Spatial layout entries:

· · · · · · ·

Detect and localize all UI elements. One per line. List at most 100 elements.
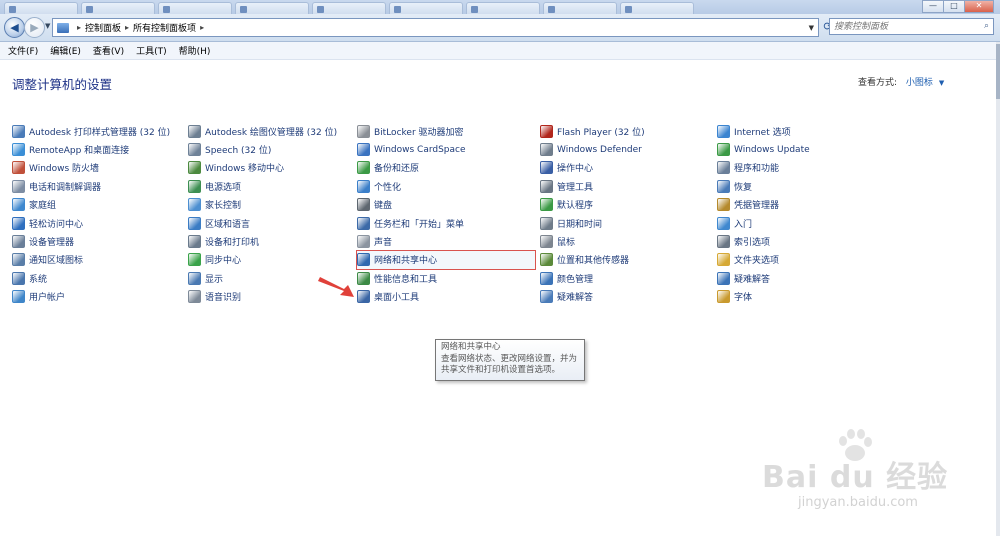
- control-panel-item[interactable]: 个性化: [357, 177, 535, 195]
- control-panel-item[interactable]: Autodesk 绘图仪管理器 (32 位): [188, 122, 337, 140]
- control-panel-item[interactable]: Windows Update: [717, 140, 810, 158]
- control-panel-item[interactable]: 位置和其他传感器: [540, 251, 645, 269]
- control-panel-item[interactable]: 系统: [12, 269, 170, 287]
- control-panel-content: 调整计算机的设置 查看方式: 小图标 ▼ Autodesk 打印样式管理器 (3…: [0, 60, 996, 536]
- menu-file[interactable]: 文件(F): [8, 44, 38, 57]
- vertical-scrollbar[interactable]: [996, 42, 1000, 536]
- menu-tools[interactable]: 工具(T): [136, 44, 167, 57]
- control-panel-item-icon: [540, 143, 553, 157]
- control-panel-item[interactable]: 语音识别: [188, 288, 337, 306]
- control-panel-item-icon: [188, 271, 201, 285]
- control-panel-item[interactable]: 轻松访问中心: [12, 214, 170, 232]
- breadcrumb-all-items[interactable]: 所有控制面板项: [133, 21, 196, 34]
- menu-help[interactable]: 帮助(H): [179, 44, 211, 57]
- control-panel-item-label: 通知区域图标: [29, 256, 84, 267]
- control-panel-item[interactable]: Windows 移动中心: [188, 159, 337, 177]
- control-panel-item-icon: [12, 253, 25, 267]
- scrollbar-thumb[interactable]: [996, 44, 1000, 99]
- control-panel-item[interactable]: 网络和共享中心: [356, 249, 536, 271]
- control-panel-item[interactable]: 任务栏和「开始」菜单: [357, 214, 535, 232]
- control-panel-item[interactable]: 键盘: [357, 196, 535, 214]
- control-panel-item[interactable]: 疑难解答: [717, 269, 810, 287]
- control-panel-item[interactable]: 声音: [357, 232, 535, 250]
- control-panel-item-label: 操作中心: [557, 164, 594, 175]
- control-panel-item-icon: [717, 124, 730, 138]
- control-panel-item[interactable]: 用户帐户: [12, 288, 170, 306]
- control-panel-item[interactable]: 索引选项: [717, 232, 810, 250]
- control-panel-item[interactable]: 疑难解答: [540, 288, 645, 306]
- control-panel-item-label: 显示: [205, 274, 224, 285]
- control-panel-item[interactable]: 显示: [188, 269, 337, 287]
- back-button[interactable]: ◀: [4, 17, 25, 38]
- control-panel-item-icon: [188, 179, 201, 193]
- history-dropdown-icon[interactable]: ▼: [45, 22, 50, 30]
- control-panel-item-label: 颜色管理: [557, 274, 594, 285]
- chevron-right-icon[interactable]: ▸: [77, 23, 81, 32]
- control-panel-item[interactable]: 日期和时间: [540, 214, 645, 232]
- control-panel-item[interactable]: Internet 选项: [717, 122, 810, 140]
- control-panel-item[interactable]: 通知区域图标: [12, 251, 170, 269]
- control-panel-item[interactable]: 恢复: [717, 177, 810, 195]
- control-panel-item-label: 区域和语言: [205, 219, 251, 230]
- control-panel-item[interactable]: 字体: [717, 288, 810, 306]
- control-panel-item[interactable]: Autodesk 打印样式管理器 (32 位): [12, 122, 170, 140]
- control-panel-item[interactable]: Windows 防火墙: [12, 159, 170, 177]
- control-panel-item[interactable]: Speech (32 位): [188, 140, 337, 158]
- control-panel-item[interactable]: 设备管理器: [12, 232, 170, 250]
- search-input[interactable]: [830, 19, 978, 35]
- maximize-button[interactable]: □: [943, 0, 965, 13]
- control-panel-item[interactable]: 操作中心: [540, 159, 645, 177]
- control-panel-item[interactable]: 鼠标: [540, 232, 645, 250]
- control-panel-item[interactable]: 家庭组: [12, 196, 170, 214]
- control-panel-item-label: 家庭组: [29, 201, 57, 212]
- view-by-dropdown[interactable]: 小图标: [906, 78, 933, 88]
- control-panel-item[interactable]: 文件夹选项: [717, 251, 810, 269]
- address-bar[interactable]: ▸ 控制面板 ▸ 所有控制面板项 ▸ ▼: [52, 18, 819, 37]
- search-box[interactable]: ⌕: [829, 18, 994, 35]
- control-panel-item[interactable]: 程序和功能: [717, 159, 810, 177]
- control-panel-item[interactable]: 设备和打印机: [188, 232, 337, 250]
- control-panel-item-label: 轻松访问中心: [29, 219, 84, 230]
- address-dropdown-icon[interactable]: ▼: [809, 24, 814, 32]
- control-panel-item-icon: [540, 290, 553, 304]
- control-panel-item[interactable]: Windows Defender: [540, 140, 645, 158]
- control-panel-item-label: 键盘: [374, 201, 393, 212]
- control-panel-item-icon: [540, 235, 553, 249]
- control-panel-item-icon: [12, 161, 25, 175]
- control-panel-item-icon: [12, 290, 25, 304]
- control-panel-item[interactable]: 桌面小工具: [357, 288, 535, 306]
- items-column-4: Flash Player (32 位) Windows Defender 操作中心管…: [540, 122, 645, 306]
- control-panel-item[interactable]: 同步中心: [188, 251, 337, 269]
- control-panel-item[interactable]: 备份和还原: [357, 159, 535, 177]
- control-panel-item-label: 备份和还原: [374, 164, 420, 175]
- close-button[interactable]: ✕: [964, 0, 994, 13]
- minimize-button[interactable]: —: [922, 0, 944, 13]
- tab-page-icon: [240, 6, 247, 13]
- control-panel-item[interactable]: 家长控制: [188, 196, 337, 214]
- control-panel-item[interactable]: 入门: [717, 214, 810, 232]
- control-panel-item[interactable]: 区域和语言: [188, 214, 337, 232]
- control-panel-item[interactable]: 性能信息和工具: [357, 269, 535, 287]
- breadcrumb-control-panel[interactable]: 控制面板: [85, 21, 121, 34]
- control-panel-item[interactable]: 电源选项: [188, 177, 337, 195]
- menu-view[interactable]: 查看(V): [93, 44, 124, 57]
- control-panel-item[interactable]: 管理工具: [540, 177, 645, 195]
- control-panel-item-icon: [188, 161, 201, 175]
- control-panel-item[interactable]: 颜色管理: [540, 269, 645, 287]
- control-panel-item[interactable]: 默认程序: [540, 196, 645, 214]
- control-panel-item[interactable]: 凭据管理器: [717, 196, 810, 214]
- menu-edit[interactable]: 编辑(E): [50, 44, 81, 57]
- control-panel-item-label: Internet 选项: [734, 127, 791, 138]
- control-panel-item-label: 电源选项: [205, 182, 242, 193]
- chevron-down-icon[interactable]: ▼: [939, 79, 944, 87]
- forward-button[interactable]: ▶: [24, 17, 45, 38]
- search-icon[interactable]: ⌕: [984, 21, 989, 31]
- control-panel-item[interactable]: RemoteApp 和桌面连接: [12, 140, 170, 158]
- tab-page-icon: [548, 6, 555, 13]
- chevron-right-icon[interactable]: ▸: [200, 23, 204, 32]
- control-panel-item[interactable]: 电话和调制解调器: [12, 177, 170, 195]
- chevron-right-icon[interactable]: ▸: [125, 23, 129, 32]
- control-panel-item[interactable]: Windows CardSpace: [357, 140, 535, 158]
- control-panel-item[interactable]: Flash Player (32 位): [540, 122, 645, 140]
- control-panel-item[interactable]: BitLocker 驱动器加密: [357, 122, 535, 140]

· · · · · · ·

▶ [Set task] Convert the lines of all the entries above into a JSON list of strings, one string per line and no blank lines. Leave the pictures out.

▶ [Solution to the problem]
[
  "Detect and localize all UI elements. One per line. List at most 100 elements.",
  "- control-panel-item[interactable]: 个性化: [357, 177, 535, 195]",
  "- control-panel-item[interactable]: Autodesk 绘图仪管理器 (32 位): [188, 122, 337, 140]",
  "- control-panel-item[interactable]: Windows Update: [717, 140, 810, 158]",
  "- control-panel-item[interactable]: 位置和其他传感器: [540, 251, 645, 269]",
  "- control-panel-item[interactable]: 系统: [12, 269, 170, 287]",
  "- control-panel-content: 调整计算机的设置 查看方式: 小图标 ▼ Autodesk 打印样式管理器 (3…: [0, 60, 996, 536]",
  "- menu-file[interactable]: 文件(F): [8, 44, 38, 57]",
  "- vertical-scrollbar[interactable]: [996, 42, 1000, 536]",
  "- menu-tools[interactable]: 工具(T): [136, 44, 167, 57]",
  "- control-panel-item-icon: [540, 143, 553, 157]",
  "- control-panel-item[interactable]: 语音识别: [188, 288, 337, 306]",
  "- control-panel-item-icon: [188, 271, 201, 285]",
  "- control-panel-item[interactable]: 轻松访问中心: [12, 214, 170, 232]",
  "- breadcrumb-all-items[interactable]: 所有控制面板项: [133, 21, 196, 34]",
  "- menu-help[interactable]: 帮助(H): [179, 44, 211, 57]",
  "- control-panel-item-label: 通知区域图标: [29, 256, 84, 267]",
  "- control-panel-item[interactable]: Windows 移动中心: [188, 159, 337, 177]",
  "- control-panel-item-icon: [12, 253, 25, 267]",
  "- scrollbar-thumb[interactable]: [996, 44, 1000, 99]",
  "- control-panel-item[interactable]: 网络和共享中心: [356, 249, 536, 271]",
  "- control-panel-item[interactable]: 任务栏和「开始」菜单: [357, 214, 535, 232]",
  "- control-panel-item[interactable]: 键盘: [357, 196, 535, 214]",
  "- control-panel-item[interactable]: 疑难解答: [717, 269, 810, 287]",
  "- control-panel-item[interactable]: 声音: [357, 232, 535, 250]",
  "- control-panel-item-label: 操作中心: [557, 164, 594, 175]",
  "- control-panel-item-icon: [717, 124, 730, 138]",
  "- control-panel-item[interactable]: 用户帐户: [12, 288, 170, 306]",
  "- control-panel-item[interactable]: 索引选项: [717, 232, 810, 250]",
  "- control-panel-item[interactable]: 疑难解答: [540, 288, 645, 306]",
  "- control-panel-item-label: 显示: [205, 274, 224, 285]",
  "- control-panel-item[interactable]: 显示: [188, 269, 337, 287]",
  "- back-button[interactable]: ◀: [4, 17, 25, 38]",
  "- control-panel-item-icon: [188, 179, 201, 193]",
  "- history-dropdown-icon[interactable]: ▼: [45, 22, 50, 30]",
  "- control-panel-item-label: 颜色管理: [557, 274, 594, 285]",
  "- chevron-right-icon[interactable]: ▸: [77, 23, 81, 32]",
  "- control-panel-item[interactable]: 日期和时间: [540, 214, 645, 232]",
  "- control-panel-item[interactable]: Internet 选项: [717, 122, 810, 140]",
  "- control-panel-item[interactable]: 通知区域图标: [12, 251, 170, 269]",
  "- control-panel-item[interactable]: 恢复: [717, 177, 810, 195]",
  "- control-panel-item-label: 区域和语言: [205, 219, 251, 230]",
  "- control-panel-item[interactable]: 字体: [717, 288, 810, 306]",
  "- control-panel-item[interactable]: Autodesk 打印样式管理器 (32 位): [12, 122, 170, 140]",
  "- control-panel-item[interactable]: Windows 防火墙: [12, 159, 170, 177]",
  "- control-panel-item[interactable]: Speech (32 位): [188, 140, 337, 158]",
  "- control-panel-item[interactable]: 设备管理器: [12, 232, 170, 250]",
  "- search-input[interactable]: [830, 19, 978, 35]",
  "- maximize-button[interactable]: □: [943, 0, 965, 13]",
  "- control-panel-item[interactable]: 操作中心: [540, 159, 645, 177]",
  "- control-panel-item[interactable]: 鼠标: [540, 232, 645, 250]",
  "- control-panel-item[interactable]: 家庭组: [12, 196, 170, 214]",
  "- control-panel-item-label: 家庭组: [29, 201, 57, 212]",
  "- view-by-dropdown[interactable]: 小图标: [906, 78, 933, 88]",
  "- control-panel-item[interactable]: 文件夹选项: [717, 251, 810, 269]",
  "- address-bar[interactable]: ▸ 控制面板 ▸ 所有控制面板项 ▸ ▼: [52, 18, 819, 37]",
  "- search-box[interactable]: ⌕: [829, 18, 994, 35]",
  "- control-panel-item[interactable]: 程序和功能: [717, 159, 810, 177]",
  "- control-panel-item[interactable]: 设备和打印机: [188, 232, 337, 250]",
  "- control-panel-item-label: 轻松访问中心: [29, 219, 84, 230]",
  "- address-dropdown-icon[interactable]: ▼: [809, 24, 814, 32]",
  "- control-panel-item-icon: [540, 290, 553, 304]",
  "- control-panel-item[interactable]: Windows Defender: [540, 140, 645, 158]",
  "- control-panel-item-label: 键盘: [374, 201, 393, 212]",
  "- control-panel-item-icon: [540, 235, 553, 249]",
  "- control-panel-item-icon: [12, 161, 25, 175]",
  "- control-panel-item-icon: [12, 290, 25, 304]",
  "- control-panel-item[interactable]: 桌面小工具: [357, 288, 535, 306]",
  "- items-column-4: Flash Player (32 位) Windows Defender 操作中心管…: [540, 122, 645, 306]",
  "- control-panel-item[interactable]: 同步中心: [188, 251, 337, 269]",
  "- control-panel-item[interactable]: 备份和还原: [357, 159, 535, 177]",
  "- control-panel-item-label: 备份和还原: [374, 164, 420, 175]",
  "- close-button[interactable]: ✕: [964, 0, 994, 13]",
  "- minimize-button[interactable]: —: [922, 0, 944, 13]",
  "- tab-page-icon: [240, 6, 247, 13]",
  "- control-panel-item[interactable]: 家长控制: [188, 196, 337, 214]",
  "- control-panel-item[interactable]: 入门: [717, 214, 810, 232]",
  "- control-panel-item[interactable]: 区域和语言: [188, 214, 337, 232]",
  "- control-panel-item[interactable]: 性能信息和工具: [357, 269, 535, 287]",
  "- breadcrumb-control-panel[interactable]: 控制面板: [85, 21, 121, 34]",
  "- control-panel-item[interactable]: 电源选项: [188, 177, 337, 195]",
  "- menu-view[interactable]: 查看(V): [93, 44, 124, 57]",
  "- control-panel-item[interactable]: 管理工具: [540, 177, 645, 195]",
  "- control-panel-item-icon: [188, 161, 201, 175]",
  "- control-panel-item[interactable]: 颜色管理: [540, 269, 645, 287]",
  "- control-panel-item[interactable]: 默认程序: [540, 196, 645, 214]",
  "- control-panel-item[interactable]: 凭据管理器: [717, 196, 810, 214]",
  "- menu-edit[interactable]: 编辑(E): [50, 44, 81, 57]",
  "- control-panel-item-label: Internet 选项: [734, 127, 791, 138]",
  "- control-panel-item-label: 电源选项: [205, 182, 242, 193]",
  "- chevron-down-icon[interactable]: ▼: [939, 79, 944, 87]",
  "- forward-button[interactable]: ▶: [24, 17, 45, 38]",
  "- search-icon[interactable]: ⌕: [984, 21, 989, 31]",
  "- control-panel-item[interactable]: RemoteApp 和桌面连接: [12, 140, 170, 158]",
  "- tab-page-icon: [548, 6, 555, 13]",
  "- chevron-right-icon[interactable]: ▸: [200, 23, 204, 32]",
  "- control-panel-item[interactable]: 电话和调制解调器: [12, 177, 170, 195]",
  "- chevron-right-icon[interactable]: ▸: [125, 23, 129, 32]",
  "- control-panel-item[interactable]: Windows CardSpace: [357, 140, 535, 158]",
  "- control-panel-item[interactable]: Flash Player (32 位): [540, 122, 645, 140]",
  "- control-panel-item[interactable]: BitLocker 驱动器加密: [357, 122, 535, 140]"
]